* _REQUEST_: Scan the lines below for "worlds"; report the number of lines that contain it, and only that.

* _Stored records_:
****

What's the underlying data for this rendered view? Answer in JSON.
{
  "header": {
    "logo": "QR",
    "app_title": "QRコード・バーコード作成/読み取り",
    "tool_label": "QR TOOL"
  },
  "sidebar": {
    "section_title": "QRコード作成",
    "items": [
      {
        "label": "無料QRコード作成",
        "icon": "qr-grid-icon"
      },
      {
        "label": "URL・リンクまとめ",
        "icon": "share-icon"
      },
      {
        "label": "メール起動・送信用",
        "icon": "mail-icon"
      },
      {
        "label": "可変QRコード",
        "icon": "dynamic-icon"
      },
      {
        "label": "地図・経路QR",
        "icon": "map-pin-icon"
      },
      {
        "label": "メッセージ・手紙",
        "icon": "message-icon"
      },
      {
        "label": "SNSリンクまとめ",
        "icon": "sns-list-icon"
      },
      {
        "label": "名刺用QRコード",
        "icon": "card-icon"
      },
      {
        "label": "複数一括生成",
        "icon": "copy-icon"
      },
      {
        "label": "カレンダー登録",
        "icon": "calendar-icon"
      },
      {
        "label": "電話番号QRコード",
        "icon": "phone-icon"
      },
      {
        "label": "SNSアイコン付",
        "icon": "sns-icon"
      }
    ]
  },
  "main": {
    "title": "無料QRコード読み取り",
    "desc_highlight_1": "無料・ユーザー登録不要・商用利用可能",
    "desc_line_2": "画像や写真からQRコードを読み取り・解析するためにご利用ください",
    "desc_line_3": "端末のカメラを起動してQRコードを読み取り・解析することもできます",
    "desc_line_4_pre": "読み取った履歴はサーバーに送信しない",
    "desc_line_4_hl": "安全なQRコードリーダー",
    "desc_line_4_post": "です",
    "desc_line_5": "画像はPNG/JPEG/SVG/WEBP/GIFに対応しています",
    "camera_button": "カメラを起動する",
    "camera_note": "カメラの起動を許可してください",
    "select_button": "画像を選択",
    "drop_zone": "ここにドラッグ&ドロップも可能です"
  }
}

****

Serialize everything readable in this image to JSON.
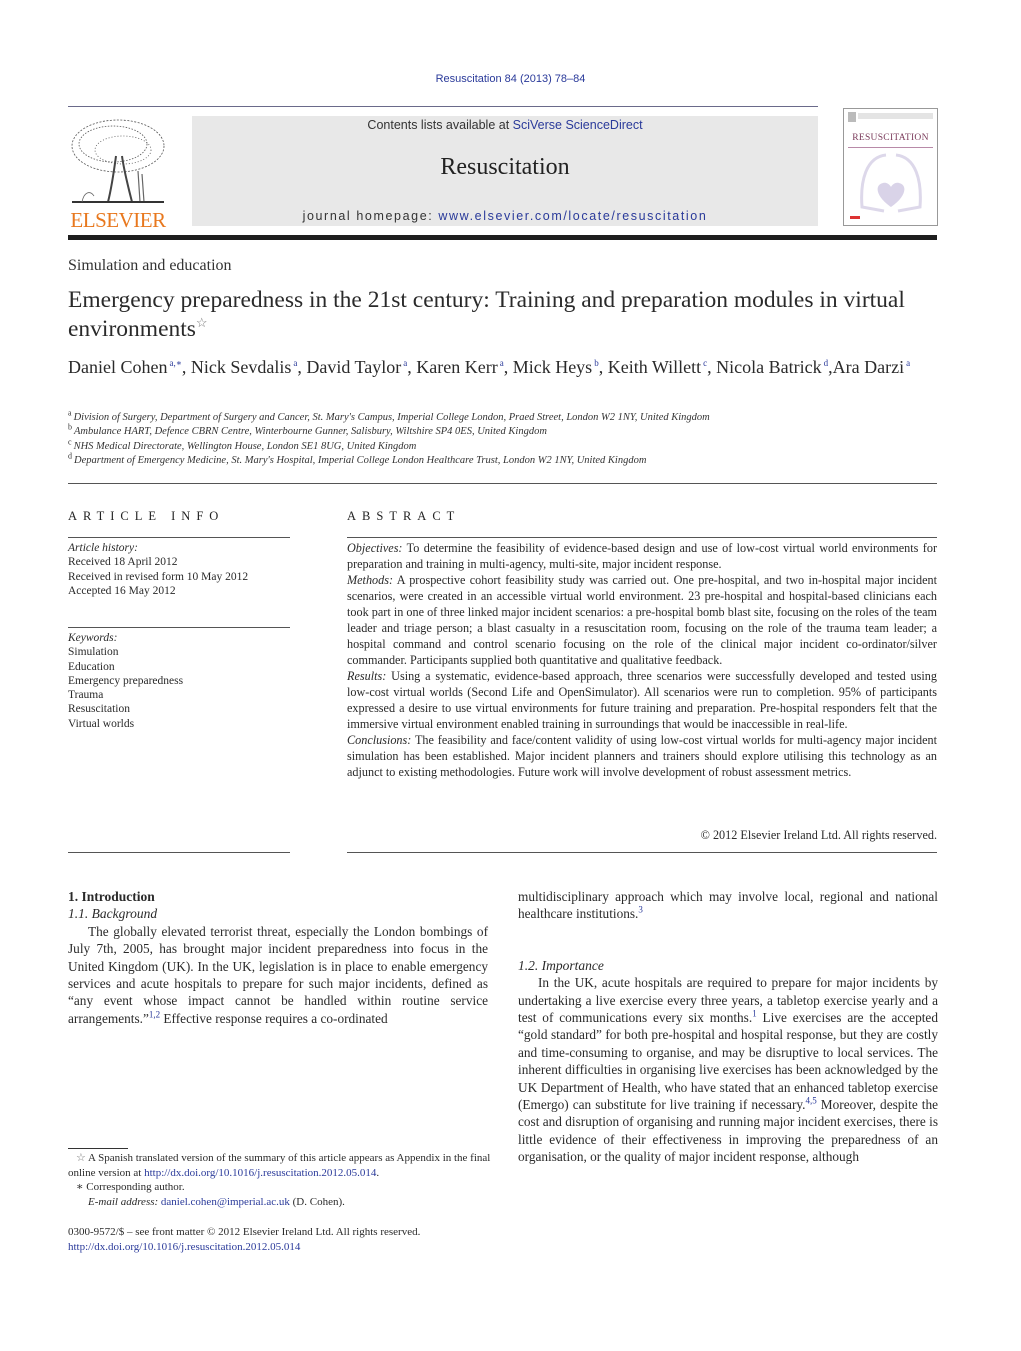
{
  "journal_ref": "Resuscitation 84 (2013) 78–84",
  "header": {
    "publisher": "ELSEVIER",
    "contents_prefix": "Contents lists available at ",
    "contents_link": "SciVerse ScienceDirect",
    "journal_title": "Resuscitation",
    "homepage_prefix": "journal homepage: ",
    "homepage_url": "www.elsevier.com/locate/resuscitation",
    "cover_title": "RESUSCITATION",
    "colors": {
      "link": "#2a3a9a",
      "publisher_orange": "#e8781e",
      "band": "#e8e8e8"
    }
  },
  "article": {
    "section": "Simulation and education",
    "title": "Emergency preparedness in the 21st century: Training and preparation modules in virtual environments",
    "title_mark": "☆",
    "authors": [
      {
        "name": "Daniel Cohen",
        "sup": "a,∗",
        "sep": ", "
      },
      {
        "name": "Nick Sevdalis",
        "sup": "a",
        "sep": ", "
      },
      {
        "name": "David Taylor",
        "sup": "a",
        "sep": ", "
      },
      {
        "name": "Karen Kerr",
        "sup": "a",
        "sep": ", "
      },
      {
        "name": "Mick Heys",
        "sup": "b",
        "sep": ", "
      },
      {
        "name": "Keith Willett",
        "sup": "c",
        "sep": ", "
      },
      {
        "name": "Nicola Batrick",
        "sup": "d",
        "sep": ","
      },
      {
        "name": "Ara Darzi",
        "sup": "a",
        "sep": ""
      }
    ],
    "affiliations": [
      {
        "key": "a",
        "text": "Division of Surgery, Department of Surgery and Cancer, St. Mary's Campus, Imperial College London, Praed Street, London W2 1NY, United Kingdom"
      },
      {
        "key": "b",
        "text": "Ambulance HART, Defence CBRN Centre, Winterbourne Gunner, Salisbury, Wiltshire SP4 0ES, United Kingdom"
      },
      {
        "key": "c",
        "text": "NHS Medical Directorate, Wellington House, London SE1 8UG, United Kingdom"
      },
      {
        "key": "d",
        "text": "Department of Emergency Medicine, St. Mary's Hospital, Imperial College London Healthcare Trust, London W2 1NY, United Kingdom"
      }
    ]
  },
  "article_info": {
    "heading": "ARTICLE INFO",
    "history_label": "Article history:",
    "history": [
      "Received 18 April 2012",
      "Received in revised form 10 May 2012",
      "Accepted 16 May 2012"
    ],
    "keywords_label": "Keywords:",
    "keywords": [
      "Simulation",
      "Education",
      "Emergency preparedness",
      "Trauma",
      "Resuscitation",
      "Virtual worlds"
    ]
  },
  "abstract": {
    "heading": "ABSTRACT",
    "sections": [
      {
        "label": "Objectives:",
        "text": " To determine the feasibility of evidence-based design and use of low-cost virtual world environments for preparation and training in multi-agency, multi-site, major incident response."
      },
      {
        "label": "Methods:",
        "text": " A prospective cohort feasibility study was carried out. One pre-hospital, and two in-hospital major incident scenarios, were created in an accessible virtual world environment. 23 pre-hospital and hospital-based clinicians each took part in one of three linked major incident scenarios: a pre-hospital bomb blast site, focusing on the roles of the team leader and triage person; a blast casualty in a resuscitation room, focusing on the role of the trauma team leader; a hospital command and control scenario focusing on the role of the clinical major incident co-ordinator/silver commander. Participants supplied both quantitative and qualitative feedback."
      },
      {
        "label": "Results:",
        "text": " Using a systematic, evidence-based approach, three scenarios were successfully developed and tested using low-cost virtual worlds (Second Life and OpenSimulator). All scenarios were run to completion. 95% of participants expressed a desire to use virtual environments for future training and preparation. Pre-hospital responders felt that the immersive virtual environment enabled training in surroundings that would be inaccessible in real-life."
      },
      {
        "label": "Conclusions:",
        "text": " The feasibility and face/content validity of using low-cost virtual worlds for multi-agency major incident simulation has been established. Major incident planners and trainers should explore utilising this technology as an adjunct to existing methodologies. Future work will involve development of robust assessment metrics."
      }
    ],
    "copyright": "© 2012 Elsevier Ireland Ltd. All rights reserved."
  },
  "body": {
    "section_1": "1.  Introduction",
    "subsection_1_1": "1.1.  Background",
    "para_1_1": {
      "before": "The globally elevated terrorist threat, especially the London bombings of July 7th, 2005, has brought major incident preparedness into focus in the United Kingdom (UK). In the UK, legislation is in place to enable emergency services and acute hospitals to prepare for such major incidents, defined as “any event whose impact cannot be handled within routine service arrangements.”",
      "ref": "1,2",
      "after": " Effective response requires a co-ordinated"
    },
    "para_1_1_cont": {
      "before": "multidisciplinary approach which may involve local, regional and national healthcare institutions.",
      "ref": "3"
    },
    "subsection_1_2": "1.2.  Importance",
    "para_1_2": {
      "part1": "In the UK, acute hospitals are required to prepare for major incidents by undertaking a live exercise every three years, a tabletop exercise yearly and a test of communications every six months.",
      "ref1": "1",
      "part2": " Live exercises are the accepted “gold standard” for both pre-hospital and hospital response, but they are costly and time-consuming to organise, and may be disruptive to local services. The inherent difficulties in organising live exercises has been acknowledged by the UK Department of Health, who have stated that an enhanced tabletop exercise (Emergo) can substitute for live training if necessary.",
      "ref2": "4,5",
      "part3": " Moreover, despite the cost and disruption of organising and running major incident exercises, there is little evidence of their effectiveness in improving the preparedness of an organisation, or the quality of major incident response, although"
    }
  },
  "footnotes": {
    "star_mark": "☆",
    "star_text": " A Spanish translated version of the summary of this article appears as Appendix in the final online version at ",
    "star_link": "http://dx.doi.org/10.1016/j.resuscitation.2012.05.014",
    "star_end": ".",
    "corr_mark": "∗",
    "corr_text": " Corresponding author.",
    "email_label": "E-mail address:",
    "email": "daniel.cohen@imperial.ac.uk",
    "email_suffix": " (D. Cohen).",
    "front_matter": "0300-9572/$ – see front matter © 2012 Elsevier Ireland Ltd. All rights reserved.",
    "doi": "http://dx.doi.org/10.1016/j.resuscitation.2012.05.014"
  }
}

****

* _WRITTEN RESPONSE_: 3